▶ Aim of the exercise
Every line of the data that contains the string "name" must be copied.
══ Raw data
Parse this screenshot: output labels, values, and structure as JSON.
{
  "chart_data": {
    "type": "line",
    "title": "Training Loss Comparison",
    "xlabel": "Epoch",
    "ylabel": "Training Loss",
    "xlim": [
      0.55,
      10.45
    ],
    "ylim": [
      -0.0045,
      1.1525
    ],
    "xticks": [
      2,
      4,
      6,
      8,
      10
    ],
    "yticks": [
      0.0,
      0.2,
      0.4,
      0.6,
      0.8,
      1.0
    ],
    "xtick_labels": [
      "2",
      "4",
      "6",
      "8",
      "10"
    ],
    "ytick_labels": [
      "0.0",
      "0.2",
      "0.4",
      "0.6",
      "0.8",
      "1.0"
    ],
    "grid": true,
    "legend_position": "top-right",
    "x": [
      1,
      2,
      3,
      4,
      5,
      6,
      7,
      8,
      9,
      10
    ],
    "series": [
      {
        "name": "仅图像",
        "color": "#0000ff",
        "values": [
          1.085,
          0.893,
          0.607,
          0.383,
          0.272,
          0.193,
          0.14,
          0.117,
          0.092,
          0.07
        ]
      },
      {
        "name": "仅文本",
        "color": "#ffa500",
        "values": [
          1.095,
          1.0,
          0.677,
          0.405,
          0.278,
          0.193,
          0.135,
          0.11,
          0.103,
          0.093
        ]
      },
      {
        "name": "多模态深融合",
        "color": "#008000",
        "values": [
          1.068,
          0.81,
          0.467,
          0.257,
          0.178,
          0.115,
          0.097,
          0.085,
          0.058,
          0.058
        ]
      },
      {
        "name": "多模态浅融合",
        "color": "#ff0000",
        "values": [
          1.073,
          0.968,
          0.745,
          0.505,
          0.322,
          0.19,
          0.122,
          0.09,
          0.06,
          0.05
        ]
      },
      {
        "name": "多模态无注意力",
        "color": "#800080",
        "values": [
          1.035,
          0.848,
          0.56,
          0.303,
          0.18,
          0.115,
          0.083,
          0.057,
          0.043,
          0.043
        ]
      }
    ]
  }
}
════
▶ Result of this exercise
        "name": "仅图像",
        "name": "仅文本",
        "name": "多模态深融合",
        "name": "多模态浅融合",
        "name": "多模态无注意力",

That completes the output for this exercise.